- [Data to process]:
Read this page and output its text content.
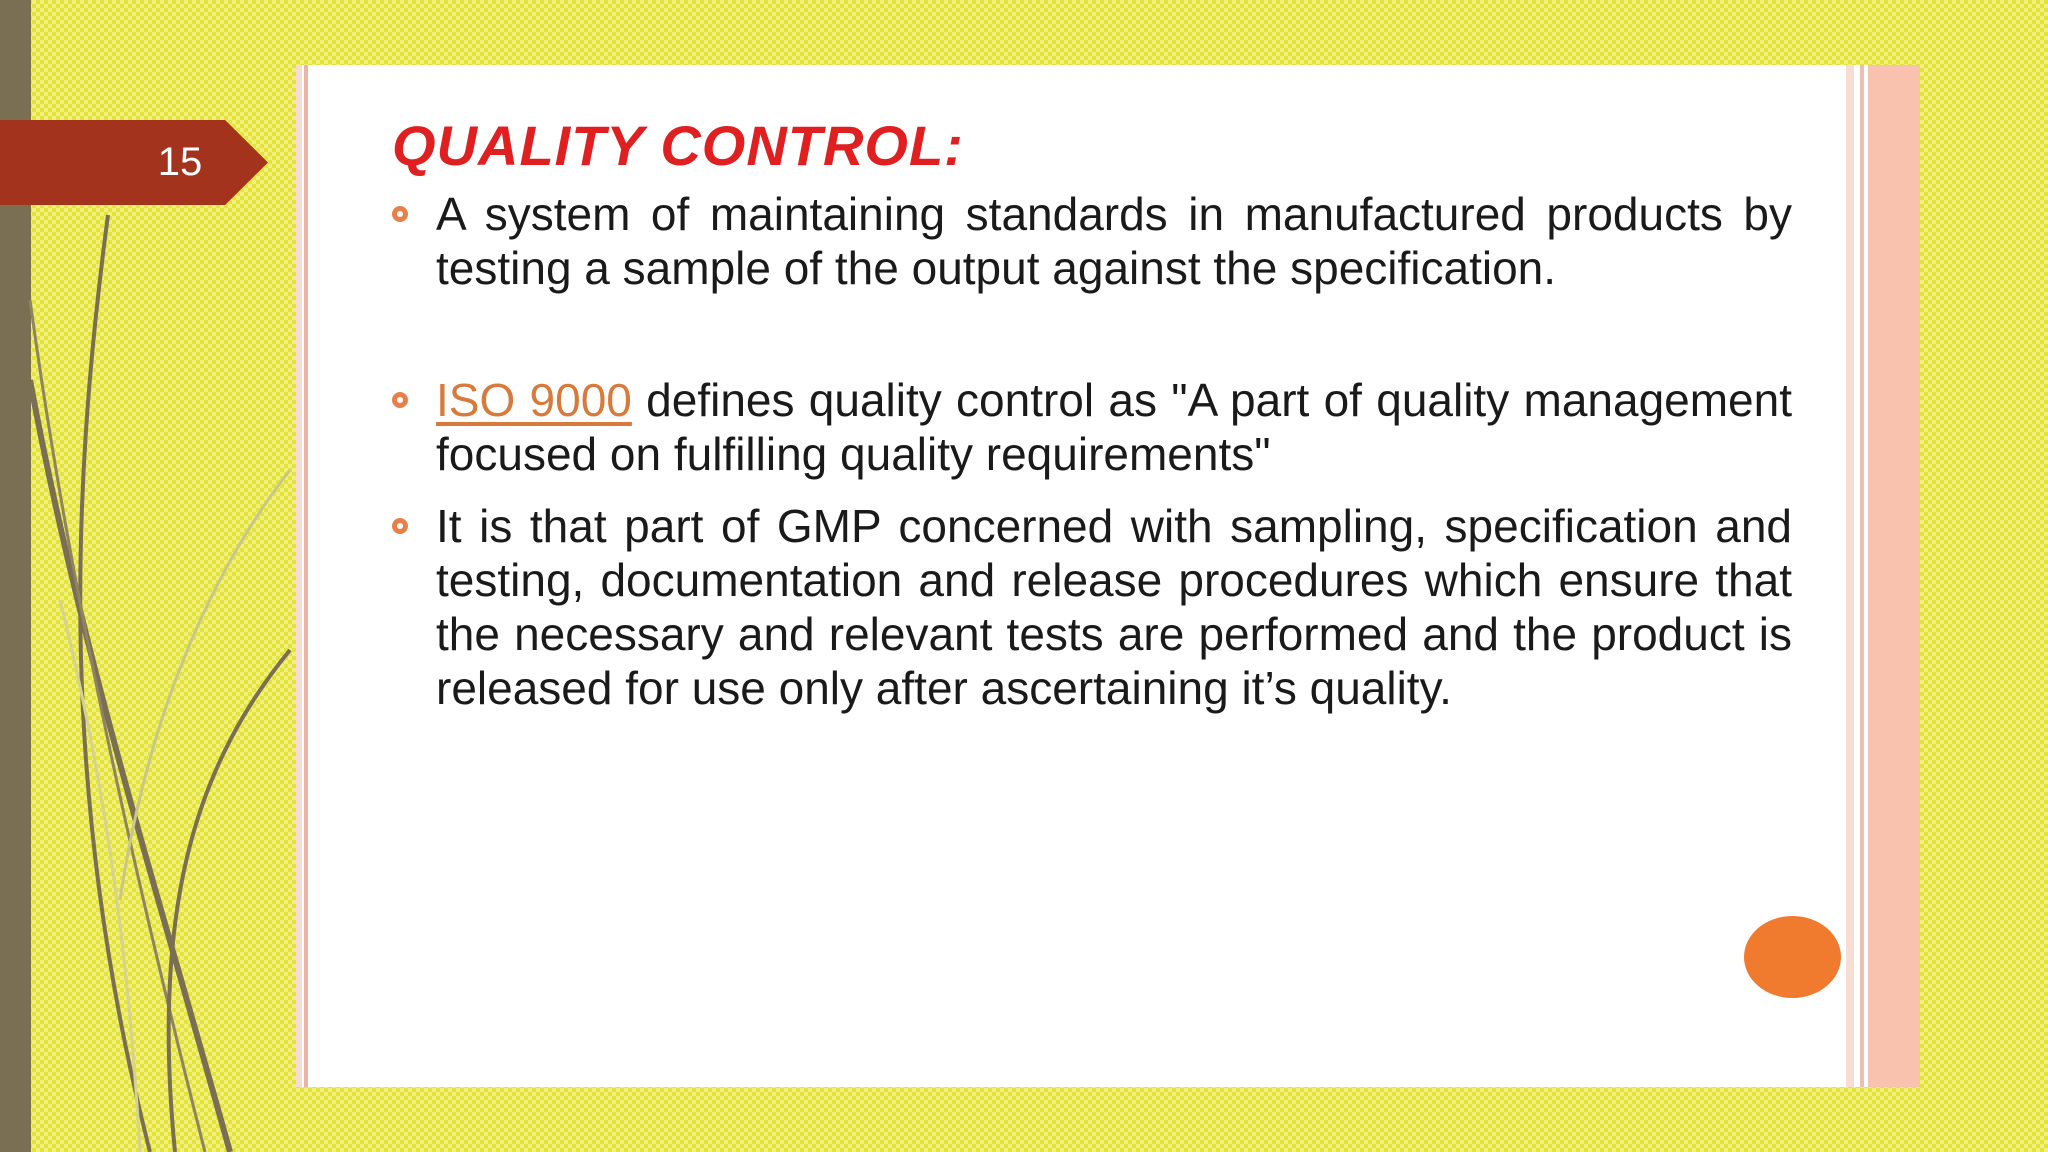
15	QUALITY CONTROL:
A system of maintaining standards in manufactured products by testing a sample of the output against the specification.
ISO 9000 defines quality control as "A part of quality management focused on fulfilling quality requirements"
It is that part of GMP concerned with sampling, specification and testing, documentation and release procedures which ensure that the necessary and relevant tests are performed and the product is released for use only after ascertaining it’s quality.
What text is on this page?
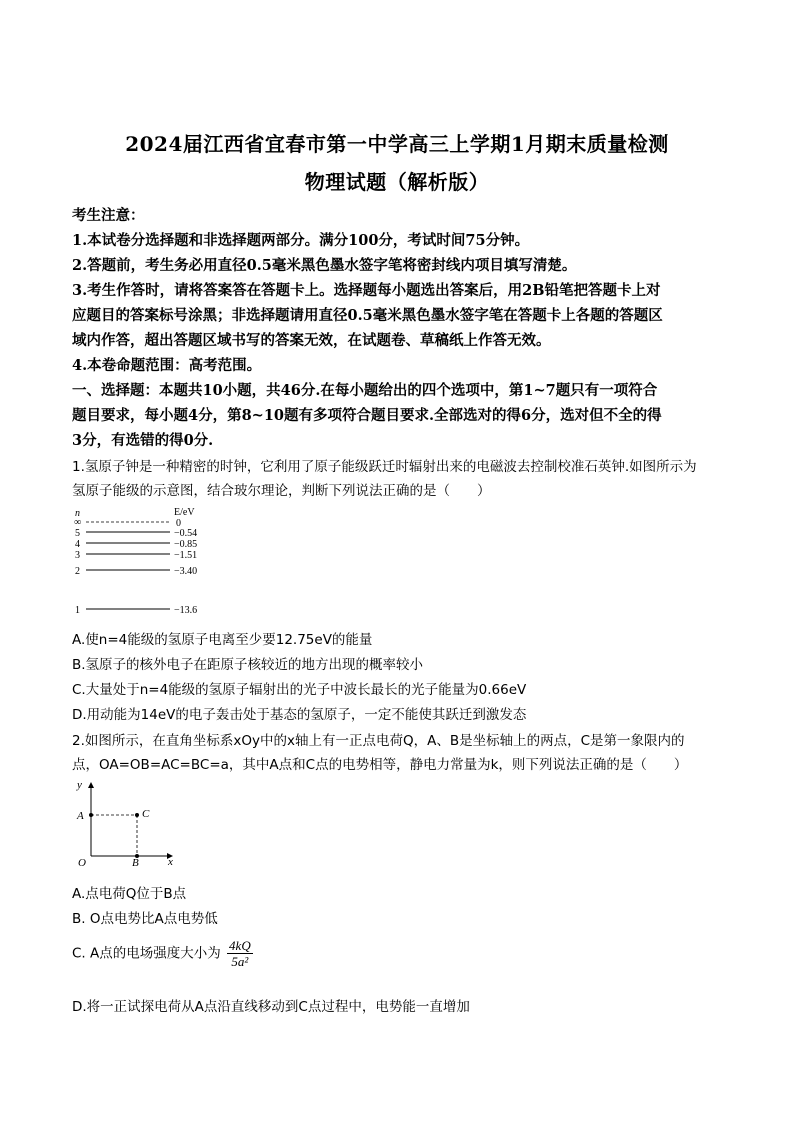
2024届江西省宜春市第一中学高三上学期1月期末质量检测
物理试题（解析版）
考生注意：
1.本试卷分选择题和非选择题两部分。满分100分，考试时间75分钟。
2.答题前，考生务必用直径0.5毫米黑色墨水签字笔将密封线内项目填写清楚。
3.考生作答时，请将答案答在答题卡上。选择题每小题选出答案后，用2B铅笔把答题卡上对
应题目的答案标号涂黑；非选择题请用直径0.5毫米黑色墨水签字笔在答题卡上各题的答题区
域内作答，超出答题区域书写的答案无效，在试题卷、草稿纸上作答无效。
4.本卷命题范围：高考范围。
一、选择题：本题共10小题，共46分.在每小题给出的四个选项中，第1~7题只有一项符合
题目要求，每小题4分，第8~10题有多项符合题目要求.全部选对的得6分，选对但不全的得
3分，有选错的得0分.
1.氢原子钟是一种精密的时钟，它利用了原子能级跃迁时辐射出来的电磁波去控制校准石英钟.如图所示为
氢原子能级的示意图，结合玻尔理论，判断下列说法正确的是（　　）
n	E/eV
∞
5
4
3
2
1
0
−0.54
−0.85
−1.51
−3.40
−13.6
A.使n=4能级的氢原子电离至少要12.75eV的能量
B.氢原子的核外电子在距原子核较近的地方出现的概率较小
C.大量处于n=4能级的氢原子辐射出的光子中波长最长的光子能量为0.66eV
D.用动能为14eV的电子轰击处于基态的氢原子，一定不能使其跃迁到激发态
2.如图所示，在直角坐标系xOy中的x轴上有一正点电荷Q，A、B是坐标轴上的两点，C是第一象限内的
点，OA=OB=AC=BC=a，其中A点和C点的电势相等，静电力常量为k，则下列说法正确的是（　　）
y
x
O
A	C
B
A.点电荷Q位于B点
B. O点电势比A点电势低
C. A点的电场强度大小为 $\frac{4kQ}{\text{5a²}}$
D.将一正试探电荷从A点沿直线移动到C点过程中，电势能一直增加
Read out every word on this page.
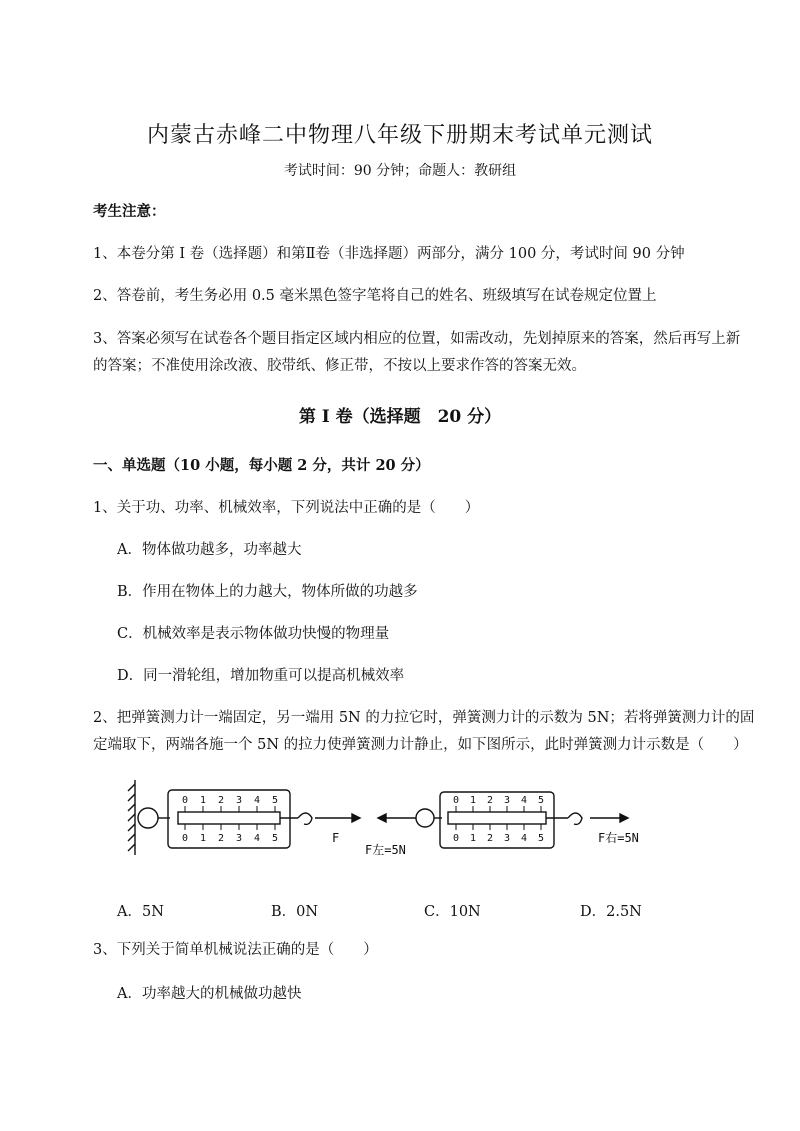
内蒙古赤峰二中物理八年级下册期末考试单元测试
考试时间：90 分钟；命题人：教研组
考生注意：
1、本卷分第 I 卷（选择题）和第Ⅱ卷（非选择题）两部分，满分 100 分，考试时间 90 分钟
2、答卷前，考生务必用 0.5 毫米黑色签字笔将自己的姓名、班级填写在试卷规定位置上
3、答案必须写在试卷各个题目指定区域内相应的位置，如需改动，先划掉原来的答案，然后再写上新
的答案；不准使用涂改液、胶带纸、修正带，不按以上要求作答的答案无效。
第 I 卷（选择题　20 分）
一、单选题（10 小题，每小题 2 分，共计 20 分）
1、关于功、功率、机械效率，下列说法中正确的是（　　）
A．物体做功越多，功率越大
B．作用在物体上的力越大，物体所做的功越多
C．机械效率是表示物体做功快慢的物理量
D．同一滑轮组，增加物重可以提高机械效率
2、把弹簧测力计一端固定，另一端用 5N 的力拉它时，弹簧测力计的示数为 5N；若将弹簧测力计的固
定端取下，两端各施一个 5N 的拉力使弹簧测力计静止，如下图所示，此时弹簧测力计示数是（　　）
0 1 2 3 4 5
0 1 2 3 4 5	F
0 1 2 3 4 5
0 1 2 3 4 5
F左=5N
F右=5N
A．5N	B．0N	C．10N	D．2.5N
3、下列关于简单机械说法正确的是（　　）
A．功率越大的机械做功越快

- [Task instructions]: Pick out each line containing "specification" and report it.

- [Result for this task]:
A system of maintaining standards in manufactured products by testing a sample of the output against the specification.
It is that part of GMP concerned with sampling, specification and testing, documentation and release procedures which ensure that the necessary and relevant tests are performed and the product is released for use only after ascertaining it’s quality.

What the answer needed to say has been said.